Supplied material:

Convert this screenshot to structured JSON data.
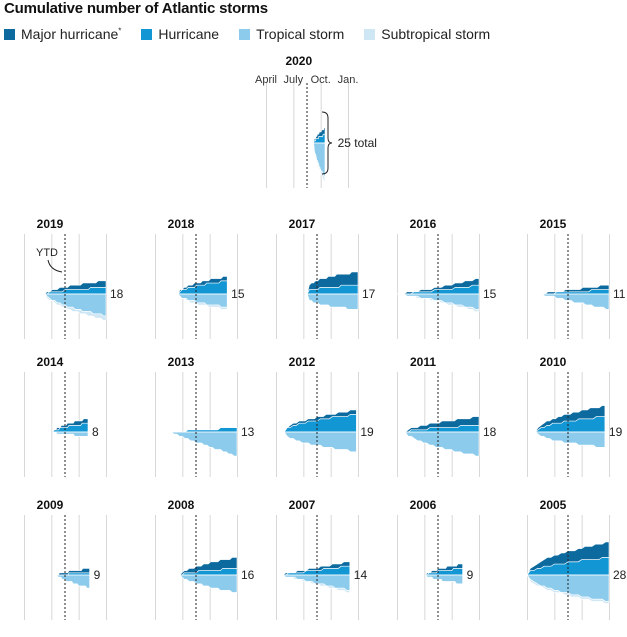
{
  "title": "Cumulative number of Atlantic storms",
  "legend": [
    {
      "label": "Major hurricane",
      "note": "*",
      "color": "#0d6a9e"
    },
    {
      "label": "Hurricane",
      "note": "",
      "color": "#1296d4"
    },
    {
      "label": "Tropical storm",
      "note": "",
      "color": "#8ccbec"
    },
    {
      "label": "Subtropical storm",
      "note": "",
      "color": "#cfe7f5"
    }
  ],
  "chart_data": {
    "type": "area",
    "description_units": "cumulative storm counts by date; above baseline = hurricanes (major darker), below baseline = tropical and subtropical storms",
    "month_ticks": [
      "April",
      "July",
      "Oct.",
      "Jan."
    ],
    "ytd_label": "YTD",
    "ytd_year": "2019",
    "total_suffix": "total",
    "years": [
      {
        "year": "2020",
        "total": 25,
        "major": 3,
        "hurricane": 4,
        "tropical": 16,
        "subtropical": 2,
        "start": 0.58,
        "end": 0.72,
        "shape": 0.6
      },
      {
        "year": "2019",
        "total": 18,
        "major": 3,
        "hurricane": 3,
        "tropical": 10,
        "subtropical": 2,
        "start": 0.25,
        "end": 1.0,
        "shape": 0.6
      },
      {
        "year": "2018",
        "total": 15,
        "major": 2,
        "hurricane": 6,
        "tropical": 6,
        "subtropical": 1,
        "start": 0.28,
        "end": 0.88,
        "shape": 0.5
      },
      {
        "year": "2017",
        "total": 17,
        "major": 6,
        "hurricane": 4,
        "tropical": 7,
        "subtropical": 0,
        "start": 0.38,
        "end": 1.0,
        "shape": 0.3
      },
      {
        "year": "2016",
        "total": 15,
        "major": 3,
        "hurricane": 4,
        "tropical": 7,
        "subtropical": 1,
        "start": 0.0,
        "end": 1.0,
        "shape": 1.2
      },
      {
        "year": "2015",
        "total": 11,
        "major": 2,
        "hurricane": 2,
        "tropical": 7,
        "subtropical": 0,
        "start": 0.15,
        "end": 1.0,
        "shape": 1.0
      },
      {
        "year": "2014",
        "total": 8,
        "major": 2,
        "hurricane": 4,
        "tropical": 2,
        "subtropical": 0,
        "start": 0.35,
        "end": 0.78,
        "shape": 0.6
      },
      {
        "year": "2013",
        "total": 13,
        "major": 0,
        "hurricane": 2,
        "tropical": 11,
        "subtropical": 0,
        "start": 0.2,
        "end": 1.0,
        "shape": 0.9
      },
      {
        "year": "2012",
        "total": 19,
        "major": 2,
        "hurricane": 8,
        "tropical": 9,
        "subtropical": 0,
        "start": 0.1,
        "end": 0.98,
        "shape": 0.5
      },
      {
        "year": "2011",
        "total": 18,
        "major": 4,
        "hurricane": 3,
        "tropical": 11,
        "subtropical": 0,
        "start": 0.1,
        "end": 1.0,
        "shape": 0.6
      },
      {
        "year": "2010",
        "total": 19,
        "major": 5,
        "hurricane": 7,
        "tropical": 7,
        "subtropical": 0,
        "start": 0.1,
        "end": 0.95,
        "shape": 0.5
      },
      {
        "year": "2009",
        "total": 9,
        "major": 2,
        "hurricane": 1,
        "tropical": 6,
        "subtropical": 0,
        "start": 0.4,
        "end": 0.8,
        "shape": 0.7
      },
      {
        "year": "2008",
        "total": 16,
        "major": 5,
        "hurricane": 3,
        "tropical": 8,
        "subtropical": 0,
        "start": 0.3,
        "end": 1.0,
        "shape": 0.6
      },
      {
        "year": "2007",
        "total": 14,
        "major": 2,
        "hurricane": 4,
        "tropical": 7,
        "subtropical": 1,
        "start": 0.05,
        "end": 0.9,
        "shape": 1.0
      },
      {
        "year": "2006",
        "total": 9,
        "major": 2,
        "hurricane": 3,
        "tropical": 4,
        "subtropical": 0,
        "start": 0.35,
        "end": 0.8,
        "shape": 0.6
      },
      {
        "year": "2005",
        "total": 28,
        "major": 7,
        "hurricane": 8,
        "tropical": 12,
        "subtropical": 1,
        "start": 0.0,
        "end": 1.0,
        "shape": 0.5
      }
    ]
  }
}
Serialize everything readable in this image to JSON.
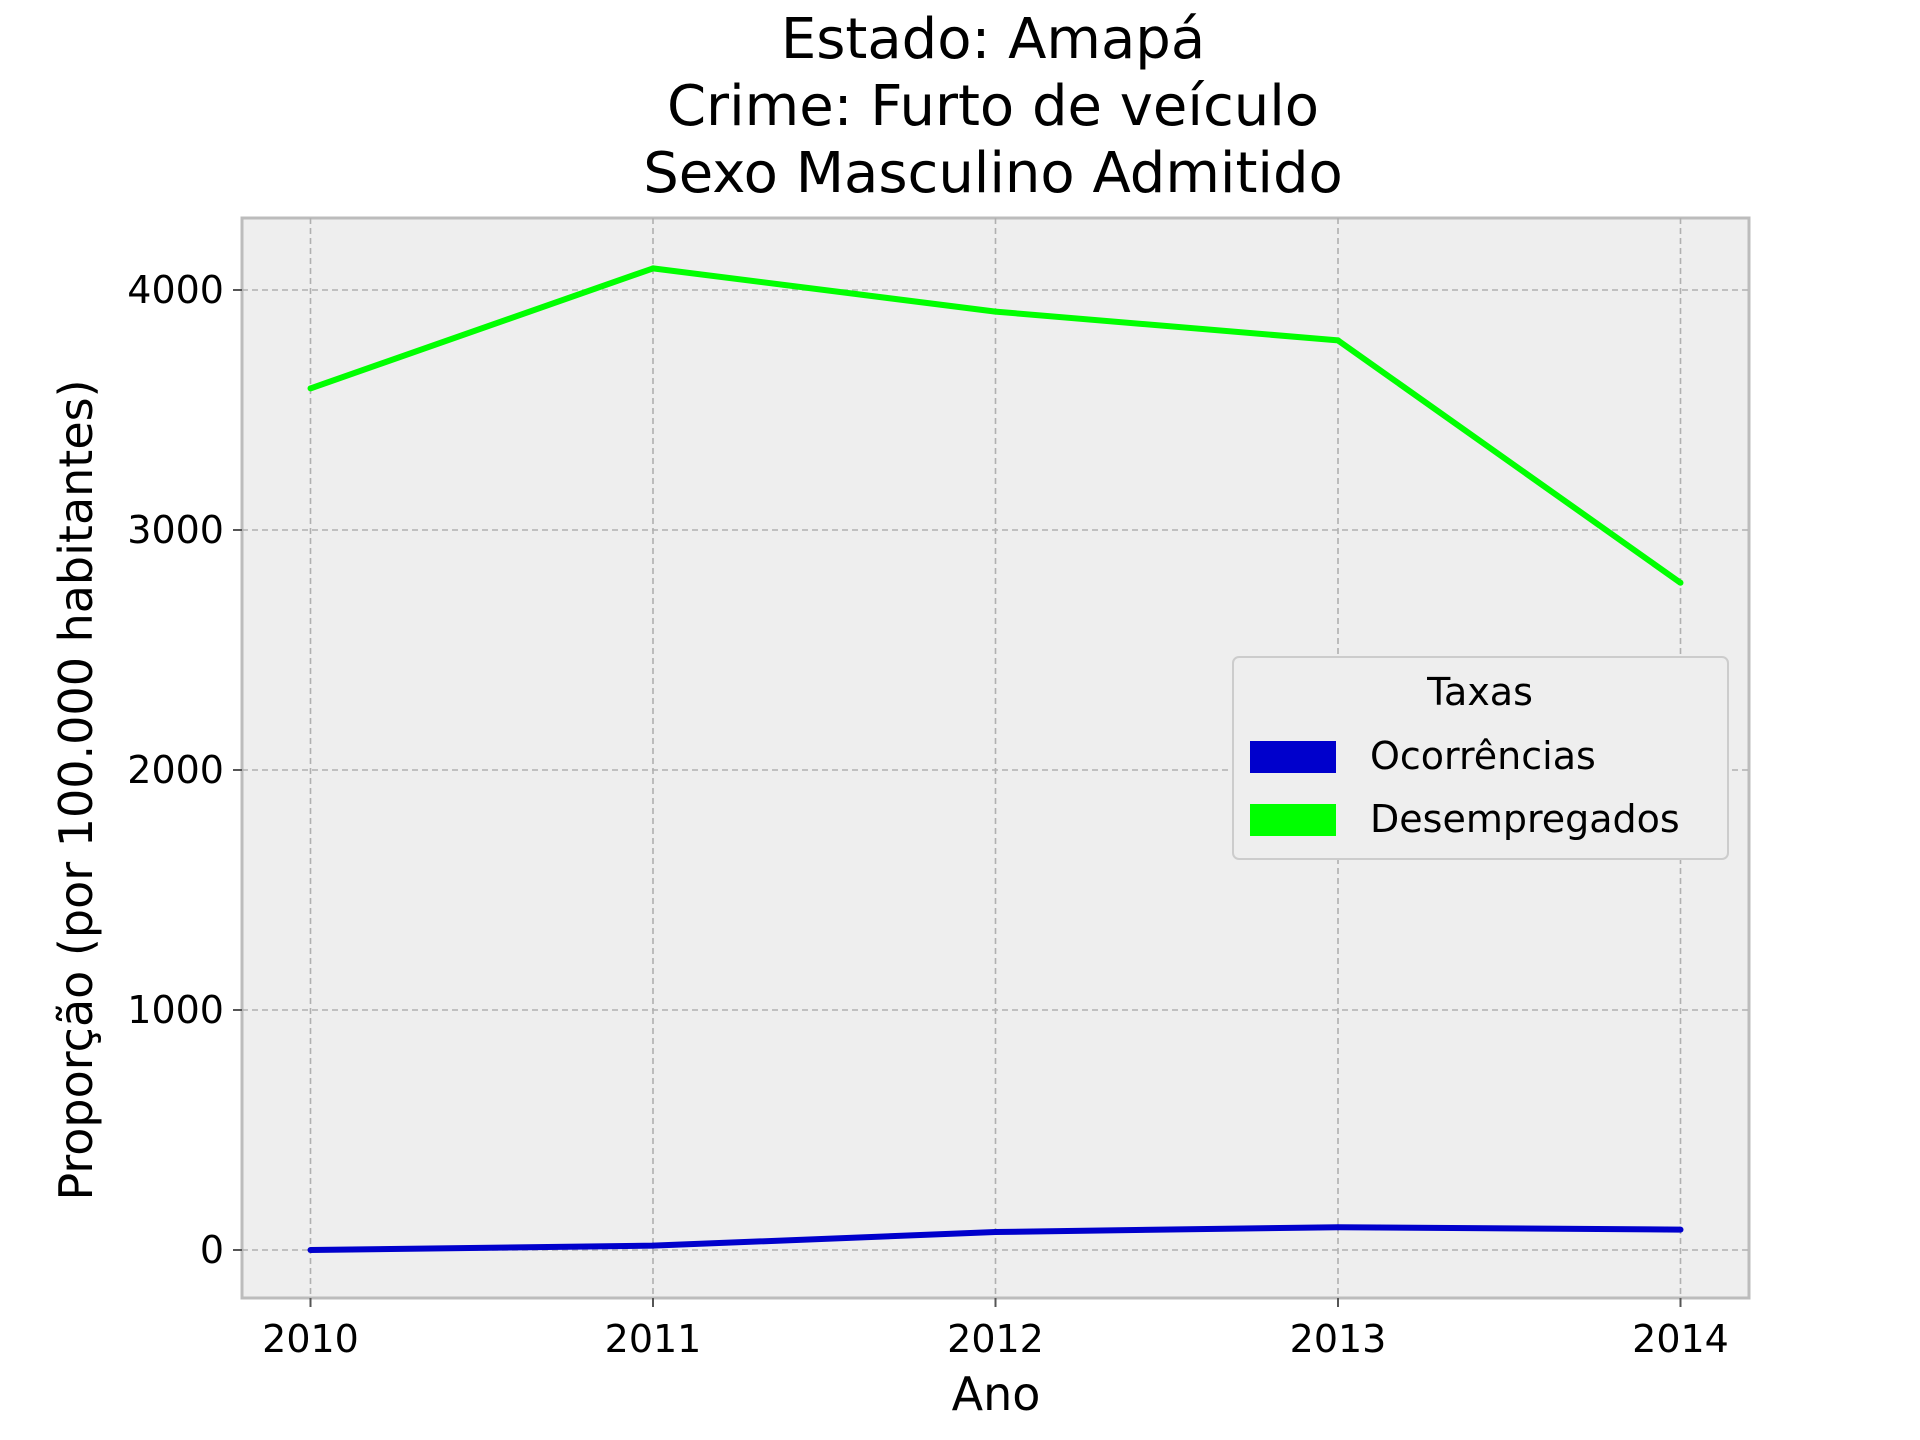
{
  "chart_data": {
    "type": "line",
    "title_lines": [
      "Estado: Amapá",
      "Crime: Furto de veículo",
      "Sexo  Masculino   Admitido"
    ],
    "xlabel": "Ano",
    "ylabel": "Proporção (por 100.000 habitantes)",
    "x": [
      2010,
      2011,
      2012,
      2013,
      2014
    ],
    "x_ticks": [
      "2010",
      "2011",
      "2012",
      "2013",
      "2014"
    ],
    "y_ticks": [
      "0",
      "1000",
      "2000",
      "3000",
      "4000"
    ],
    "y_tick_values": [
      0,
      1000,
      2000,
      3000,
      4000
    ],
    "xlim": [
      2009.8,
      2014.2
    ],
    "ylim": [
      -200,
      4300
    ],
    "grid": true,
    "legend": {
      "title": "Taxas",
      "placement": "center-right"
    },
    "series": [
      {
        "name": "Ocorrências",
        "color": "#0000cc",
        "values": [
          0,
          18,
          75,
          95,
          85
        ]
      },
      {
        "name": "Desempregados",
        "color": "#00ff00",
        "values": [
          3590,
          4090,
          3910,
          3790,
          2780
        ]
      }
    ]
  }
}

Stated problem: Only lines with the word "storms" should be collected from the material.

Response for this exercise:
  "title": "Cumulative number of Atlantic storms",
    "description_units": "cumulative storm counts by date; above baseline = hurricanes (major darker), below baseline = tropical and subtropical storms",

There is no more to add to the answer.